● **Directive**:
Pick out all lines in the listing holding the string "this" and copy them.

● **Supplied records**:

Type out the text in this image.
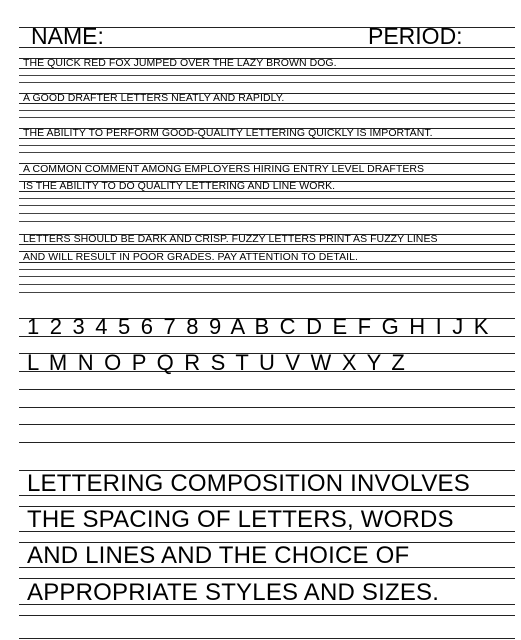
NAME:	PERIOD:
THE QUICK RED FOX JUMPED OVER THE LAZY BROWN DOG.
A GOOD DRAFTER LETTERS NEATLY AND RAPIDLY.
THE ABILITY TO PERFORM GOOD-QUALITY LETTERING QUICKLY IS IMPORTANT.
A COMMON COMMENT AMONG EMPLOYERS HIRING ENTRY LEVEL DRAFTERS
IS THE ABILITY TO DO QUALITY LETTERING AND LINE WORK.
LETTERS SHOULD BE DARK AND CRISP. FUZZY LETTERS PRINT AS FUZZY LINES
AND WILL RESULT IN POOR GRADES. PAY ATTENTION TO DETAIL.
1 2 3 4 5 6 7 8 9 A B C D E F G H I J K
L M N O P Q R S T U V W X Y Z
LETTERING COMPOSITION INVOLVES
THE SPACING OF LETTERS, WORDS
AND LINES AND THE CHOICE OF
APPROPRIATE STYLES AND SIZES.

==

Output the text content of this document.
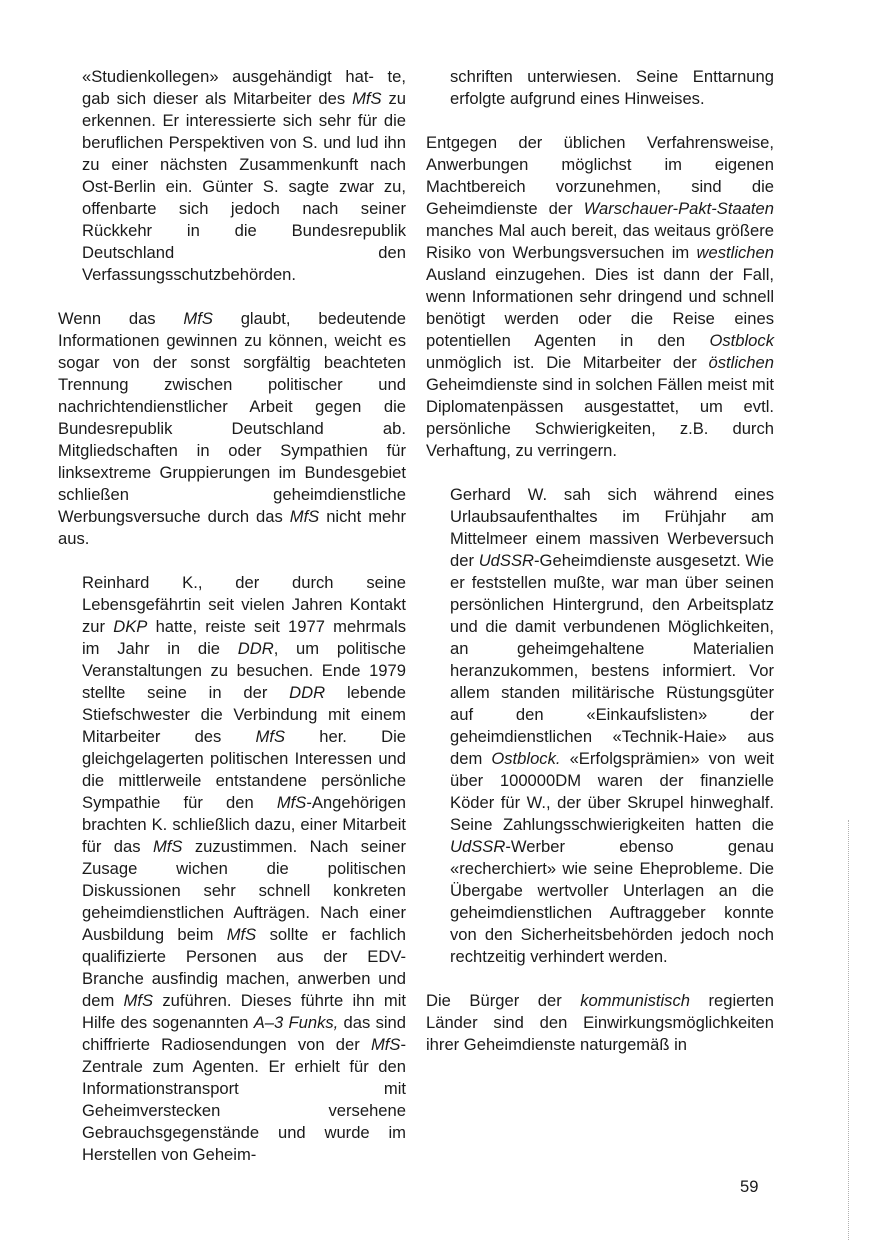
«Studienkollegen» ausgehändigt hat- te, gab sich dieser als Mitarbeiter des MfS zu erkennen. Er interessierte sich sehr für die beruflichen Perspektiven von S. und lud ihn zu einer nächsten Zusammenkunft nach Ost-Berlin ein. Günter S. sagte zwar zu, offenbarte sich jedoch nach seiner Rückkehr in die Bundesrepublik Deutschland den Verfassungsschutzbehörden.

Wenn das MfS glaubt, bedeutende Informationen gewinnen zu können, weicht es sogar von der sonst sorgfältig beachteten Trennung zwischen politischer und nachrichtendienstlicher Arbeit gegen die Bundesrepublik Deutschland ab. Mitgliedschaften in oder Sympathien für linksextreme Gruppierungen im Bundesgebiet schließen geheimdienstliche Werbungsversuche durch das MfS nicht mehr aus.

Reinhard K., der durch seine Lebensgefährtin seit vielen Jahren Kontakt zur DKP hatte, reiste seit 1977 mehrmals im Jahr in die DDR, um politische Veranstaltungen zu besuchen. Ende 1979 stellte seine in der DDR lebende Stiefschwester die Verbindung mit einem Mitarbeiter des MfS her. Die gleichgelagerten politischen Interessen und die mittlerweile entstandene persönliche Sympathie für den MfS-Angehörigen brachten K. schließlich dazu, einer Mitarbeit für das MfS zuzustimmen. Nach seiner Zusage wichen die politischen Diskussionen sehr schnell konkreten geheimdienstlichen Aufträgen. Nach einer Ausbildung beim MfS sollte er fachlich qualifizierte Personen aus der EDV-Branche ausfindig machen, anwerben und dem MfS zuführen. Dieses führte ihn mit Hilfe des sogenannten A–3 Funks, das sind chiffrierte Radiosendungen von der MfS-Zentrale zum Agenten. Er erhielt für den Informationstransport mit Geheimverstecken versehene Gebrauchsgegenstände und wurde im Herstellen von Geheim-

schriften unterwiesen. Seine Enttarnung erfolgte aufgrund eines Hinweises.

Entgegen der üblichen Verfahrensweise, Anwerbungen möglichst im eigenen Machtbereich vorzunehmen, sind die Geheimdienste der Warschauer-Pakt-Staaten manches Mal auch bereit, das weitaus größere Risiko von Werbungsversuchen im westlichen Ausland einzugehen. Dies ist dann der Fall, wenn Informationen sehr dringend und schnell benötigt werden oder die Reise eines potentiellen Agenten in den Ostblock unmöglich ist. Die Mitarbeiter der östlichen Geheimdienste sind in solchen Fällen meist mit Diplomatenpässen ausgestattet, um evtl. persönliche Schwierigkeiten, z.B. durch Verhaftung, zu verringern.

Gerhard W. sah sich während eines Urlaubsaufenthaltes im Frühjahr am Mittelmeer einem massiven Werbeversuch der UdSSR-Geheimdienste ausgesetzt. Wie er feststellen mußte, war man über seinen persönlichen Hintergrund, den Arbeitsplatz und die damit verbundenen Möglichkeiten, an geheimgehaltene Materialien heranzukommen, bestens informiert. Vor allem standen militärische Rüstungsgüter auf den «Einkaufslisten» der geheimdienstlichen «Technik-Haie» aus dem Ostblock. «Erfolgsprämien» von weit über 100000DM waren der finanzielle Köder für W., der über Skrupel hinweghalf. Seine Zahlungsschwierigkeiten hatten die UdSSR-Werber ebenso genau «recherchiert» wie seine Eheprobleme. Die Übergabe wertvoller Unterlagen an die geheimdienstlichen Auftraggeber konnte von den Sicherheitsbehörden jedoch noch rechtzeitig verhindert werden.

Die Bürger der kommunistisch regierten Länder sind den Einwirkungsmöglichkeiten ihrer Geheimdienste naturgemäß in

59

● **Full response**:
Type out the text in this image.
Output the text content of this document.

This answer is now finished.